■ What to do ■
1. From the SpiralDB quickstart guide, translate this sentence into Spanish: "Projects are the top-level unit used for access control and storage configuration."
2. In the first block of entries below, pull out everything from the line containing "Text: 5: 5 bbox=[146, 246, 152, 255]" down to the line containing "FancyBboxPatch shape bbox=[33, 76, 40, 85]", both lines included, and reproduce those lines without any change.
-- START OF Page excerpt --
Try SpiralDB

Ready to take Spiral for a spin? This guide walks through the typical workflow:

Create a project
Connect data
Model your table
Ingest data
Enrich with derived or fetched data
Query for analytics with Polars
Build a training data loader

Use uv (or your favorite package manager) to install the Python client and CLI.

uv


uv add pyspiral

1. Create Project

Create a project first. Projects are the top-level unit used for access control and storage configuration.


uv run spiral projects create --description my-first-project

The CLI prints a <project-id> you can reference from Python:


from spiral import Spiral
 
sp = Spiral()
project = sp.project("<project-id>")

Learn more: Projects, Command Line

2. Connect a bucket

Before ingesting, connect your project to a backing file system (for example S3, GCS, or Azure Blob).
This is how Spiral reads and writes table data in object storage.


spiral fs update --type s3 --bucket <bucket-name> --region <region> <project-id>

After this is configured, table writes and enrichments can read/write through that file system.

Learn more: File Systems, CLI: spiral fs update

3. Data Modeling

Spiral tables are sorted and unique by a primary key, and support nested column groups for multimodal data. Start by designing a stable key schema and a column layout that matches how you query.


import pyarrow as pa
 
key_schema = pa.schema([
    ("created_at", pa.timestamp("ms")),
    ("id", pa.string()),
])
-- END OF Page excerpt --
-- START OF Given data --
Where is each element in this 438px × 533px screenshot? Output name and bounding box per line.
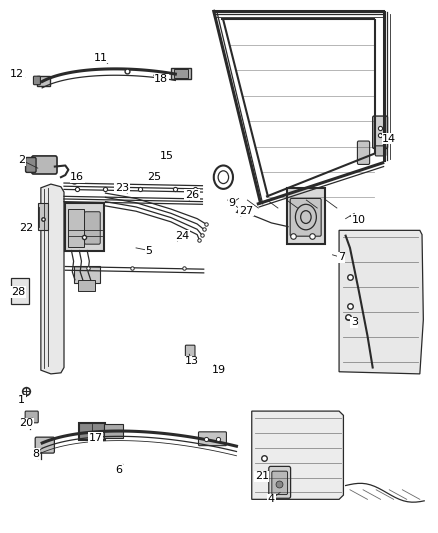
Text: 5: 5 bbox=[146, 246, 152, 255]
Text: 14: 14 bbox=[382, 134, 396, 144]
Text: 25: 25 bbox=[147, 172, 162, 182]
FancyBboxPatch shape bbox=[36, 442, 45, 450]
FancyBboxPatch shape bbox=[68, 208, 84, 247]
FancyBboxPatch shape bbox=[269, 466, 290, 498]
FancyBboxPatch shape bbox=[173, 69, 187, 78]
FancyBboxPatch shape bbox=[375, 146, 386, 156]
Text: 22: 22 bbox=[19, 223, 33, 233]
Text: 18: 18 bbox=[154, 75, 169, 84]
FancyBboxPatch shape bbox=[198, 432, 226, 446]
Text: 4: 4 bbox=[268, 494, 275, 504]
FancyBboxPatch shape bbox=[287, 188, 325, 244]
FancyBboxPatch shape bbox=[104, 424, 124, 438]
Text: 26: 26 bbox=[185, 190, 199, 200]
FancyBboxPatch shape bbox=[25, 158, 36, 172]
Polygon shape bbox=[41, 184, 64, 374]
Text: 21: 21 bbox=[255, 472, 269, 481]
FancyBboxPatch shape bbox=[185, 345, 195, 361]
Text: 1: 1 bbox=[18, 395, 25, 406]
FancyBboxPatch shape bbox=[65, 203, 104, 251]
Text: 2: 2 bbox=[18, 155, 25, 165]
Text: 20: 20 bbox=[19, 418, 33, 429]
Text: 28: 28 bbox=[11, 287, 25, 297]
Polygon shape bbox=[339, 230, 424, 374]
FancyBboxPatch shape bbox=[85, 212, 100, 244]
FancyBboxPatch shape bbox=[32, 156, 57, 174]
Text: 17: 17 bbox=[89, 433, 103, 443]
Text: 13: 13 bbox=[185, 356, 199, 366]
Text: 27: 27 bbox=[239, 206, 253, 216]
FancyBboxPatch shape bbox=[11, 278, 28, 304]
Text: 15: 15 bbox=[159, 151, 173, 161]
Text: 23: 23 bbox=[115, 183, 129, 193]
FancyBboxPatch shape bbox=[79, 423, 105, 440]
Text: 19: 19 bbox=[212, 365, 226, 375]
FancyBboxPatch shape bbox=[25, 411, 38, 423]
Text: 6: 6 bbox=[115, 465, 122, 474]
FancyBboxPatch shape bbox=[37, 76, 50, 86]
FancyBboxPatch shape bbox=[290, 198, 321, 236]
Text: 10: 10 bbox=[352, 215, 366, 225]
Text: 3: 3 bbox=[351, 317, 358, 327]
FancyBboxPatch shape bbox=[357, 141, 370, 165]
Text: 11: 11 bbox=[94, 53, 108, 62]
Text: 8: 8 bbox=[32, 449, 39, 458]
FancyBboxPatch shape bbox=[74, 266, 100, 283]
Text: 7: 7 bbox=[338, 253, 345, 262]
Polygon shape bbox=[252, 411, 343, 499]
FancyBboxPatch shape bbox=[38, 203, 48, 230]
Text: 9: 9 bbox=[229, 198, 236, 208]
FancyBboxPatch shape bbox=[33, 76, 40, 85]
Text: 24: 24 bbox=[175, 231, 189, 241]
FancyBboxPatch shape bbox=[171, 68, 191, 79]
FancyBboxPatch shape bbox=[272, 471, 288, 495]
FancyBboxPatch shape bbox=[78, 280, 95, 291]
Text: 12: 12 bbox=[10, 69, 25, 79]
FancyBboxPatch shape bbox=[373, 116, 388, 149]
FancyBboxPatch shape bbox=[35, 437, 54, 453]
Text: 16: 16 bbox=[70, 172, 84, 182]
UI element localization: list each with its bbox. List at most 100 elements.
-- END OF Given data --
-- START OF Given data --
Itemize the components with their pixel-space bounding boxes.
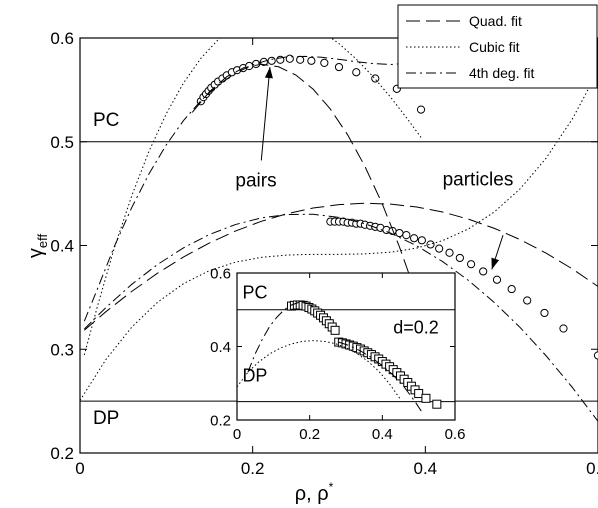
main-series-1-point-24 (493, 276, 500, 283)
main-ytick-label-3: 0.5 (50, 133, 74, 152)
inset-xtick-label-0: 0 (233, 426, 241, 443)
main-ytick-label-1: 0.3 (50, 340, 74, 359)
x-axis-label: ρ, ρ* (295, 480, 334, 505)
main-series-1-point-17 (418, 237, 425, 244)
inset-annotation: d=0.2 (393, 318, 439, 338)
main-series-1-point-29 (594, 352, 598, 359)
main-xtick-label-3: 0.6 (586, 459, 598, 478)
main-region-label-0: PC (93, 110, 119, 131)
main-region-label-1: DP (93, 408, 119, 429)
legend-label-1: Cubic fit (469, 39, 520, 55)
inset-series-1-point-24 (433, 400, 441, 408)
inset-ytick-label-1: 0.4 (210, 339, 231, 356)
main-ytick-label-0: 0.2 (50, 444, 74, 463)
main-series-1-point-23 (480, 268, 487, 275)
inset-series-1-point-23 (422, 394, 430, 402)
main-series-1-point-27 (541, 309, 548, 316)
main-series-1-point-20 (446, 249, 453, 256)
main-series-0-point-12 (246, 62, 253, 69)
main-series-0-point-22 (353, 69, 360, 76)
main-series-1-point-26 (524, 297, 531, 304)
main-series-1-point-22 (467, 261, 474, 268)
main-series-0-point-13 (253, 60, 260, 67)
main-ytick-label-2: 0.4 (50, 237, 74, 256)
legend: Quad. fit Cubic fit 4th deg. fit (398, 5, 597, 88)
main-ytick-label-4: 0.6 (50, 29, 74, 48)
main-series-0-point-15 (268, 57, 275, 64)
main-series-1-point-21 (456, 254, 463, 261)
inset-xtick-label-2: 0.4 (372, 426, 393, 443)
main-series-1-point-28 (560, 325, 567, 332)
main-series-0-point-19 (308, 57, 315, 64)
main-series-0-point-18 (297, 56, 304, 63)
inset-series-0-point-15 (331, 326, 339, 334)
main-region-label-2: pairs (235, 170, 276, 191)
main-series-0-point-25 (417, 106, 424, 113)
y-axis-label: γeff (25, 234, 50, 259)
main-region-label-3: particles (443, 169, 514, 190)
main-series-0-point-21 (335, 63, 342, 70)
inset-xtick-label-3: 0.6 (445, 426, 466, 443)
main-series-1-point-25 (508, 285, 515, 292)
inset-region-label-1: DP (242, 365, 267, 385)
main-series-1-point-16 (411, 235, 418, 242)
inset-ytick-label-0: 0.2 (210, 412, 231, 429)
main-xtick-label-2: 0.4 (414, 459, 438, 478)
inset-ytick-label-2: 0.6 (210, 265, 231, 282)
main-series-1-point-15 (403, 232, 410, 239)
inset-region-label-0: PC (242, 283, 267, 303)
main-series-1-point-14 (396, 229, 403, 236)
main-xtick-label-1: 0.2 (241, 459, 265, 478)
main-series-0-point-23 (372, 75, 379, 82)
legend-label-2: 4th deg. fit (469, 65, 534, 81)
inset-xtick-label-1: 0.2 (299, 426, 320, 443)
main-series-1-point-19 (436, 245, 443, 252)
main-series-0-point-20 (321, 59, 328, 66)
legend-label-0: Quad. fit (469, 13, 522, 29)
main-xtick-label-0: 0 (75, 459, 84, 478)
-- END OF Given data --
■ Results ■
1. Los proyectos son la unidad de nivel superior que se utiliza para el control de acceso y la configuración del almacenamiento.

2.
Text: 5: 5 bbox=[146, 246, 152, 255]
Text: 14: 14 bbox=[382, 134, 396, 144]
Text: 25: 25 bbox=[147, 172, 162, 182]
FancyBboxPatch shape bbox=[36, 442, 45, 450]
FancyBboxPatch shape bbox=[68, 208, 84, 247]
FancyBboxPatch shape bbox=[269, 466, 290, 498]
FancyBboxPatch shape bbox=[173, 69, 187, 78]
FancyBboxPatch shape bbox=[375, 146, 386, 156]
Text: 22: 22 bbox=[19, 223, 33, 233]
Text: 18: 18 bbox=[154, 75, 169, 84]
FancyBboxPatch shape bbox=[198, 432, 226, 446]
Text: 4: 4 bbox=[268, 494, 275, 504]
FancyBboxPatch shape bbox=[287, 188, 325, 244]
FancyBboxPatch shape bbox=[104, 424, 124, 438]
Text: 26: 26 bbox=[185, 190, 199, 200]
FancyBboxPatch shape bbox=[25, 158, 36, 172]
Polygon shape bbox=[41, 184, 64, 374]
Text: 21: 21 bbox=[255, 472, 269, 481]
FancyBboxPatch shape bbox=[185, 345, 195, 361]
Text: 1: 1 bbox=[18, 395, 25, 406]
FancyBboxPatch shape bbox=[65, 203, 104, 251]
Text: 2: 2 bbox=[18, 155, 25, 165]
Text: 20: 20 bbox=[19, 418, 33, 429]
Text: 28: 28 bbox=[11, 287, 25, 297]
Polygon shape bbox=[339, 230, 424, 374]
FancyBboxPatch shape bbox=[85, 212, 100, 244]
FancyBboxPatch shape bbox=[32, 156, 57, 174]
Text: 17: 17 bbox=[89, 433, 103, 443]
Text: 13: 13 bbox=[185, 356, 199, 366]
Text: 27: 27 bbox=[239, 206, 253, 216]
FancyBboxPatch shape bbox=[11, 278, 28, 304]
Text: 15: 15 bbox=[159, 151, 173, 161]
Text: 23: 23 bbox=[115, 183, 129, 193]
FancyBboxPatch shape bbox=[79, 423, 105, 440]
Text: 19: 19 bbox=[212, 365, 226, 375]
FancyBboxPatch shape bbox=[25, 411, 38, 423]
Text: 6: 6 bbox=[115, 465, 122, 474]
FancyBboxPatch shape bbox=[37, 76, 50, 86]
FancyBboxPatch shape bbox=[290, 198, 321, 236]
Text: 10: 10 bbox=[352, 215, 366, 225]
Text: 3: 3 bbox=[351, 317, 358, 327]
FancyBboxPatch shape bbox=[357, 141, 370, 165]
Text: 11: 11 bbox=[94, 53, 108, 62]
Text: 8: 8 bbox=[32, 449, 39, 458]
FancyBboxPatch shape bbox=[74, 266, 100, 283]
Text: 7: 7 bbox=[338, 253, 345, 262]
Polygon shape bbox=[252, 411, 343, 499]
FancyBboxPatch shape bbox=[38, 203, 48, 230]
Text: 9: 9 bbox=[229, 198, 236, 208]
FancyBboxPatch shape bbox=[33, 76, 40, 85]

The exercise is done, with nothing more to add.